**DIRECTIVE**
Find how many lines contain the word "तहहर" and state that number alone.

**RECORDS SHOWN**
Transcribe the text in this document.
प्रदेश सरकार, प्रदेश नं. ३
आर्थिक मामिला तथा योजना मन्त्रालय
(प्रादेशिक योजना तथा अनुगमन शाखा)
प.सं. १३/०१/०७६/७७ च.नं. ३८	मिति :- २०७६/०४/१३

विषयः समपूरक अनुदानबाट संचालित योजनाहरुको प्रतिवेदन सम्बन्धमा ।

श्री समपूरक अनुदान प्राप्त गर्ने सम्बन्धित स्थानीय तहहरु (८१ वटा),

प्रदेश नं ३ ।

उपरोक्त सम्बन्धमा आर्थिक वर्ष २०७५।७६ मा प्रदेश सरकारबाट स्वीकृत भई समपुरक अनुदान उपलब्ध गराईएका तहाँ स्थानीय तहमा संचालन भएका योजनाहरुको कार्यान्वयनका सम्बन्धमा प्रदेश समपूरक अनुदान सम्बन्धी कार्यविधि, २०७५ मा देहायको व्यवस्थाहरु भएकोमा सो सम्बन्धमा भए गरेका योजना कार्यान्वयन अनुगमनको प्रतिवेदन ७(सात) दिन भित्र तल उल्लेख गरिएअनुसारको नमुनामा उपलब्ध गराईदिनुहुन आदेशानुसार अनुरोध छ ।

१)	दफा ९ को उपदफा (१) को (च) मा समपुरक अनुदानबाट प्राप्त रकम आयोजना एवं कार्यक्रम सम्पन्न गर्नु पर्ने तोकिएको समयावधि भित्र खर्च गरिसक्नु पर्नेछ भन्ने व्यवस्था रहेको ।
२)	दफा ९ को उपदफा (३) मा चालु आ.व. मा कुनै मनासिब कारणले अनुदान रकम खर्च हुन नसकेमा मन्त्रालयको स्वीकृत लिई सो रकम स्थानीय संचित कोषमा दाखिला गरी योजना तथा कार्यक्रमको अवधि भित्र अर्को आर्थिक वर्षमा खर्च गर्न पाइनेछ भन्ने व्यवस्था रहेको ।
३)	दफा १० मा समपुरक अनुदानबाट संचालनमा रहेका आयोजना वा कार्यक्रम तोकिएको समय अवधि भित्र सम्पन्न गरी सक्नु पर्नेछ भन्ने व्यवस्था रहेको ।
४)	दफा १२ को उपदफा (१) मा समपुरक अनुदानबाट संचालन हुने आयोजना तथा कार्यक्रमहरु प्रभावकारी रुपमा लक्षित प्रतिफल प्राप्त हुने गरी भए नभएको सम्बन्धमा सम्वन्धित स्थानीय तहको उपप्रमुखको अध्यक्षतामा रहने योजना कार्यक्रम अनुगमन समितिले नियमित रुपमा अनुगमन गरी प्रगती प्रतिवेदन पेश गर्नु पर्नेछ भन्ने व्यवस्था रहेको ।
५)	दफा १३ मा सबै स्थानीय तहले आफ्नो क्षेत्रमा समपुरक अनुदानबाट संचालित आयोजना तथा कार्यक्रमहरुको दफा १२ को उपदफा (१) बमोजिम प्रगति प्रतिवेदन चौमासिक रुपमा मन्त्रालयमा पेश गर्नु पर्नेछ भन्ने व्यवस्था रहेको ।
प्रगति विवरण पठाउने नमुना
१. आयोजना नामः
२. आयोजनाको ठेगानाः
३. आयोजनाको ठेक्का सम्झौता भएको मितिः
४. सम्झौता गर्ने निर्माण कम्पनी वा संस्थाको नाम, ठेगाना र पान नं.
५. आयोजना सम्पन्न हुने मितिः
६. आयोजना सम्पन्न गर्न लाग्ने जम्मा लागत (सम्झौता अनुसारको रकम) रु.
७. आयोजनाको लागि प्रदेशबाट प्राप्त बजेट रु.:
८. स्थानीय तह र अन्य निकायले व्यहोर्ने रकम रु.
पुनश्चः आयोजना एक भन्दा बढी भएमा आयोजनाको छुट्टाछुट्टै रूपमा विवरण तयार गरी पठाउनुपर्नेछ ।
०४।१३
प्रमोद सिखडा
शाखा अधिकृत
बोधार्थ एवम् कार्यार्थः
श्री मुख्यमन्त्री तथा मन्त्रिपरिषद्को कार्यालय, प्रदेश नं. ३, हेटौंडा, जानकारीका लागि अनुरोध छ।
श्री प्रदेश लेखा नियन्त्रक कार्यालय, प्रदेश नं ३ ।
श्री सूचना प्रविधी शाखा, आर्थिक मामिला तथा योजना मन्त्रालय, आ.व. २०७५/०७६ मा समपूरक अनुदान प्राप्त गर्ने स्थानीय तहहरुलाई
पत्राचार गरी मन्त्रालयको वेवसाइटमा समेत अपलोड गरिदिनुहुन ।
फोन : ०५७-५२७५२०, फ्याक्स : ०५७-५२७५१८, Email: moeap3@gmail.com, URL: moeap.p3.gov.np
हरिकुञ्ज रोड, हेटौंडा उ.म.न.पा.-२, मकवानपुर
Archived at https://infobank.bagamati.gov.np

**ANSWER IN FULL**
2